** Exercise **
Wherever the word "type" shows up in a line, please copy that line.

Figure collection entries:
* * * * * * * * *
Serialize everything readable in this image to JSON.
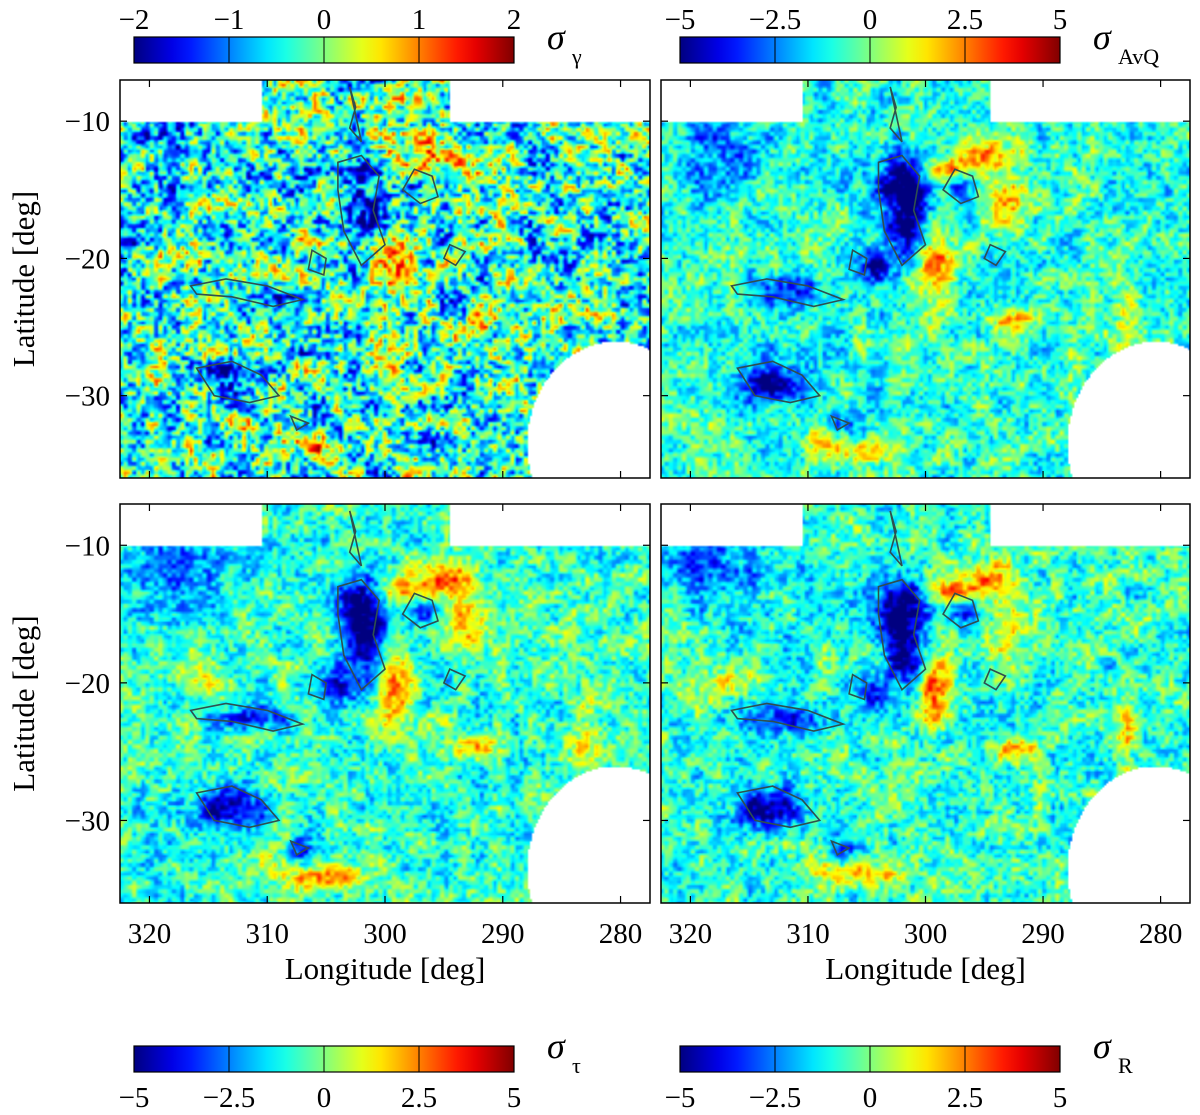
{
  "chart_data": {
    "type": "heatmap",
    "description_axes": {
      "xlabel": "Longitude [deg]",
      "ylabel": "Latitude [deg]",
      "xlim": [
        322.5,
        277.5
      ],
      "ylim": [
        -36,
        -7
      ],
      "xticks": [
        320,
        310,
        300,
        290,
        280
      ],
      "yticks": [
        -10,
        -20,
        -30
      ]
    },
    "panels": [
      {
        "id": "sigma_gamma",
        "label": "σ",
        "sub": "γ",
        "cmin": -2,
        "cmax": 2,
        "colorbar_ticks": [
          "−2",
          "−1",
          "0",
          "1",
          "2"
        ],
        "colorbar_values": [
          -2,
          -1,
          0,
          1,
          2
        ],
        "noise": 0.9,
        "signal": 0.55
      },
      {
        "id": "sigma_AvQ",
        "label": "σ",
        "sub": "AvQ",
        "cmin": -5,
        "cmax": 5,
        "colorbar_ticks": [
          "−5",
          "−2.5",
          "0",
          "2.5",
          "5"
        ],
        "colorbar_values": [
          -5,
          -2.5,
          0,
          2.5,
          5
        ],
        "noise": 0.45,
        "signal": 1.0
      },
      {
        "id": "sigma_tau",
        "label": "σ",
        "sub": "τ",
        "cmin": -5,
        "cmax": 5,
        "colorbar_ticks": [
          "−5",
          "−2.5",
          "0",
          "2.5",
          "5"
        ],
        "colorbar_values": [
          -5,
          -2.5,
          0,
          2.5,
          5
        ],
        "noise": 0.45,
        "signal": 1.0
      },
      {
        "id": "sigma_R",
        "label": "σ",
        "sub": "R",
        "cmin": -5,
        "cmax": 5,
        "colorbar_ticks": [
          "−5",
          "−2.5",
          "0",
          "2.5",
          "5"
        ],
        "colorbar_values": [
          -5,
          -2.5,
          0,
          2.5,
          5
        ],
        "noise": 0.45,
        "signal": 1.0
      }
    ],
    "masked_regions": [
      {
        "type": "rect",
        "lon": [
          322.5,
          310.5
        ],
        "lat": [
          -10,
          -7
        ]
      },
      {
        "type": "rect",
        "lon": [
          294.5,
          277.5
        ],
        "lat": [
          -10,
          -7
        ]
      },
      {
        "type": "circle",
        "lon": 280.5,
        "lat": -33.5,
        "r_deg": 7.5
      }
    ],
    "colormap": "jet",
    "contour_color": "#2f4f4f"
  }
}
* * * * * * * * *
** Answer **
    "type": "heatmap",
        "type": "rect",
        "type": "rect",
        "type": "circle",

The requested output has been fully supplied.